### Aim of the task:
Count the lines below that contain "KLEPKA". Give only the number.

----------

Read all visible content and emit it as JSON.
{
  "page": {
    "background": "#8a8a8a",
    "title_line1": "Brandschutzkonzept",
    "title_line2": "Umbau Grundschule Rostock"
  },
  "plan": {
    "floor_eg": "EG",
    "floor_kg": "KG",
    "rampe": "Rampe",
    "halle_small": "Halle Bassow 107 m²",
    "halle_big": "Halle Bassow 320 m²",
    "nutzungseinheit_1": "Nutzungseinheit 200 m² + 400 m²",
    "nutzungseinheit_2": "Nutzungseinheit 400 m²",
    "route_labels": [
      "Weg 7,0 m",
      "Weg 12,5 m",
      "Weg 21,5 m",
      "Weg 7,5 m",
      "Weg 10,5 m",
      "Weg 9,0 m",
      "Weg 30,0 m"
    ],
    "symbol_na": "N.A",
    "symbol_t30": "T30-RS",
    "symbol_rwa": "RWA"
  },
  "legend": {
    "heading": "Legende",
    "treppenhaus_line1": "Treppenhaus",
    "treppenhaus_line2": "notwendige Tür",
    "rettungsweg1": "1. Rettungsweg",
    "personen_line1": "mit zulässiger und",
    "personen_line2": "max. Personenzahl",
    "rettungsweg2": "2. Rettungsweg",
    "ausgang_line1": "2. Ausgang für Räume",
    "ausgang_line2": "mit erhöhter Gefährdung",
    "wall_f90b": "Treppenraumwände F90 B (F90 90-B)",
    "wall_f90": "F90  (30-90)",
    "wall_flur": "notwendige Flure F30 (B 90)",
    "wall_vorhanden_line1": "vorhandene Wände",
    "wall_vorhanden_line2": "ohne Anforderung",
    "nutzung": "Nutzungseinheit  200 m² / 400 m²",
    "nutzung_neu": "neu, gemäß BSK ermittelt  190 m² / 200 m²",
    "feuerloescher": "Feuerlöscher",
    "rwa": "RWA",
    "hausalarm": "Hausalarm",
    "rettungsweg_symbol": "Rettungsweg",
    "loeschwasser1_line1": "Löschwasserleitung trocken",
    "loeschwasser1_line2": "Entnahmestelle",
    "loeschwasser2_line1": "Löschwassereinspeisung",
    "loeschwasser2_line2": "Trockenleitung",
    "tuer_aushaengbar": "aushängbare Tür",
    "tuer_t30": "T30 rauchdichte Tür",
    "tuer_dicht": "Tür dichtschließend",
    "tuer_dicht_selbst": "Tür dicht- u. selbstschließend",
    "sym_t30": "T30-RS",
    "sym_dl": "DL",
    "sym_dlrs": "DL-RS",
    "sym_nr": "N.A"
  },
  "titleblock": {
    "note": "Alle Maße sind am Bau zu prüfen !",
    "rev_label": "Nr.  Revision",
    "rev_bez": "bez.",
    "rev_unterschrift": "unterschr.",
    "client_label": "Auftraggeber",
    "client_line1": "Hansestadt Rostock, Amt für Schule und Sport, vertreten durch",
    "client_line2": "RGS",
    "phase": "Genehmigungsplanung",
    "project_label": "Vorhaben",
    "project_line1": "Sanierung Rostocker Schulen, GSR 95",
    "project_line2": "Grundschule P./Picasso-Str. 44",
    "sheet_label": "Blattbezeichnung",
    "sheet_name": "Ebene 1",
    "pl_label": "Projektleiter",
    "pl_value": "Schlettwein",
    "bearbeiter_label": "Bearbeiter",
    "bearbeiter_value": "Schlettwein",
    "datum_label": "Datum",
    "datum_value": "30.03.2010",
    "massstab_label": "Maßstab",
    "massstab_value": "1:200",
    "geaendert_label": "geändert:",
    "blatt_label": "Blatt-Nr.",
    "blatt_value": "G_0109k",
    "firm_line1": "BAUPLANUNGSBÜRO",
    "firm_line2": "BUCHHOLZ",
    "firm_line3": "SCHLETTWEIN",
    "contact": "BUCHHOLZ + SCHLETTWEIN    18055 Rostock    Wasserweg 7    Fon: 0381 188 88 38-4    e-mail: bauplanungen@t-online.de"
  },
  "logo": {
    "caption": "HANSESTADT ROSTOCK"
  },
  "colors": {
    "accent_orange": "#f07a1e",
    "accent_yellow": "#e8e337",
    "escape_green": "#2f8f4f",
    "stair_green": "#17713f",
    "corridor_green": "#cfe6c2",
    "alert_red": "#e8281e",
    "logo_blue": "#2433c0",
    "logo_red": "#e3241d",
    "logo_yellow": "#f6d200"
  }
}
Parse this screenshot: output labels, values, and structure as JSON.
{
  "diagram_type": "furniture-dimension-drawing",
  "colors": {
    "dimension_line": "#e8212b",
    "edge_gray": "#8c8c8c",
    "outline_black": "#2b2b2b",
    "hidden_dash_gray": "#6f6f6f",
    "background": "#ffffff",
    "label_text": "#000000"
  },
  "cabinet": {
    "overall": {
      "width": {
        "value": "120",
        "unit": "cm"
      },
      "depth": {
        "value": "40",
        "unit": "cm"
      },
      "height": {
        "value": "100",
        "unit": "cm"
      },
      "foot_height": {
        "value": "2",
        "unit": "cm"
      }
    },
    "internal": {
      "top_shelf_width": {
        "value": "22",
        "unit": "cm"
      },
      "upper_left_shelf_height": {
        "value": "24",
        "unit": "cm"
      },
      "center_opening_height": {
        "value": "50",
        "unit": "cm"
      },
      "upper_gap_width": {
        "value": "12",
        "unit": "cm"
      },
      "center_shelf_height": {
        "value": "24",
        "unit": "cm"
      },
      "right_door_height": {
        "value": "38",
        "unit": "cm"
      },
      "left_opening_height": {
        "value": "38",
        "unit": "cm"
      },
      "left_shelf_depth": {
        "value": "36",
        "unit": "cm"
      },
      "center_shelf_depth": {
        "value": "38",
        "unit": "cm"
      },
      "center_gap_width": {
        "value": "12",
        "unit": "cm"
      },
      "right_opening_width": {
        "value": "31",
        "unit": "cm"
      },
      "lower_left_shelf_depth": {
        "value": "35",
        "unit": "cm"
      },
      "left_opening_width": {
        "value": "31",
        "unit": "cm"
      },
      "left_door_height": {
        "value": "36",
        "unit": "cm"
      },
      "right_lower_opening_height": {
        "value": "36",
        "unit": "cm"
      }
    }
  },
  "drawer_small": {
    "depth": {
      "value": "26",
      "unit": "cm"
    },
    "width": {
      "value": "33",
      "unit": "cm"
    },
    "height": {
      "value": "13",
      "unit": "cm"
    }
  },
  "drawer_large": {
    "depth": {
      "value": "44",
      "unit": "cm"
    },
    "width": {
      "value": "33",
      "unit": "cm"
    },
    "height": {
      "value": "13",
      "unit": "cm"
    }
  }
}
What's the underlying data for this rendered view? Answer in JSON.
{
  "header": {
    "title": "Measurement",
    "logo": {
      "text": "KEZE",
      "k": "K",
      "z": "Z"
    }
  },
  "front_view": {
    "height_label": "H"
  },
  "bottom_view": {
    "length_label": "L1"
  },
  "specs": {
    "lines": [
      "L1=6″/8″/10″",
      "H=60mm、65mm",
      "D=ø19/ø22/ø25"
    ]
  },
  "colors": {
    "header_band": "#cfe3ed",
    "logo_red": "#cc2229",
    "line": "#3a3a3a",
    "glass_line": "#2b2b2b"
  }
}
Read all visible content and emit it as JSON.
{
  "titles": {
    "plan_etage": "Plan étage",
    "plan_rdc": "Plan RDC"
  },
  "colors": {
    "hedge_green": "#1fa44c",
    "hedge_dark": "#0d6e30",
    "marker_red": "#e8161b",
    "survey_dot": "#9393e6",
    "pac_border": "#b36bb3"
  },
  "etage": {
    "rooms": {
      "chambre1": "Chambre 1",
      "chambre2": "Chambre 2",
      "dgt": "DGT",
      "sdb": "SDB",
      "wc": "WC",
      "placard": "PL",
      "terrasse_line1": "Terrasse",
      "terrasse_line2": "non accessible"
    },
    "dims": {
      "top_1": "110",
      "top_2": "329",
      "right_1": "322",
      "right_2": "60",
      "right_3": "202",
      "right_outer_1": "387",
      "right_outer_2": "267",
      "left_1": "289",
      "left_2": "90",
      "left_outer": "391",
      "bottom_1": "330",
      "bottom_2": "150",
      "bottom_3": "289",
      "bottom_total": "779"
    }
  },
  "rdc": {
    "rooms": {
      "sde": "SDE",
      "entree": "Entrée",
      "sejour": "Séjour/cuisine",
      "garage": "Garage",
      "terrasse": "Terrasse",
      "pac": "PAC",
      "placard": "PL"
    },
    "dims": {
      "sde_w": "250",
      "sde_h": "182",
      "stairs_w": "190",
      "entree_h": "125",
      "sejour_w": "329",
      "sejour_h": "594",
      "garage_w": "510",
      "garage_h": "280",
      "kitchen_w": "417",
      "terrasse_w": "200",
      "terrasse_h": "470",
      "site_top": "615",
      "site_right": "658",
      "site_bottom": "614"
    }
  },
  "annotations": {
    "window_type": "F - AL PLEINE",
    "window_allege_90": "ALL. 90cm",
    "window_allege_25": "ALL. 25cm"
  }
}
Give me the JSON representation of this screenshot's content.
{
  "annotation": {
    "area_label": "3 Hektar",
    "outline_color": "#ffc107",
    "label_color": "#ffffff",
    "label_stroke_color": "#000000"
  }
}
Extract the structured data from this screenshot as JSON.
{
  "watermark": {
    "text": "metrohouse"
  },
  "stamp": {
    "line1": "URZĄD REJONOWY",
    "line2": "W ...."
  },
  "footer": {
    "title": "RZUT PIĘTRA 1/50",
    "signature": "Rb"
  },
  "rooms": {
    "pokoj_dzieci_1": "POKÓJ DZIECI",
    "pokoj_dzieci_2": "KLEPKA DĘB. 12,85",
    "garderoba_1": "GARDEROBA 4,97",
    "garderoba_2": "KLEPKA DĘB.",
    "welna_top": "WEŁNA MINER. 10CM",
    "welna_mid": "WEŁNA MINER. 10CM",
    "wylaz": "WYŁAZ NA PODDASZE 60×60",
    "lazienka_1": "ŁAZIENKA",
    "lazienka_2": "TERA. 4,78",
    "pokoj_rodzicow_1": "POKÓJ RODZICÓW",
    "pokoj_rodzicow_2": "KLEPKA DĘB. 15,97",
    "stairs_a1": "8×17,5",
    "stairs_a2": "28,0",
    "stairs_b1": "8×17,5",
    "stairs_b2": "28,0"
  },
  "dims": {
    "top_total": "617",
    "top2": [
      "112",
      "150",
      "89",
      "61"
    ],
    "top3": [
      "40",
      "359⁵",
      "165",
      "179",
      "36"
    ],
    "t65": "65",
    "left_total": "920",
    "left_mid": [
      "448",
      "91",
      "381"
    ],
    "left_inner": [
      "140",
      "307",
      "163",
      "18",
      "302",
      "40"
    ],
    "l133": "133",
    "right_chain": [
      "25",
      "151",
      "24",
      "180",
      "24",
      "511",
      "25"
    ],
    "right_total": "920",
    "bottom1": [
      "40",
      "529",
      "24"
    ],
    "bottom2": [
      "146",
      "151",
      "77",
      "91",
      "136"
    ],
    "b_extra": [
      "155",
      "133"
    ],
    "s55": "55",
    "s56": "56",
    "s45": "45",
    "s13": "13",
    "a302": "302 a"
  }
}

----------

### Result:
3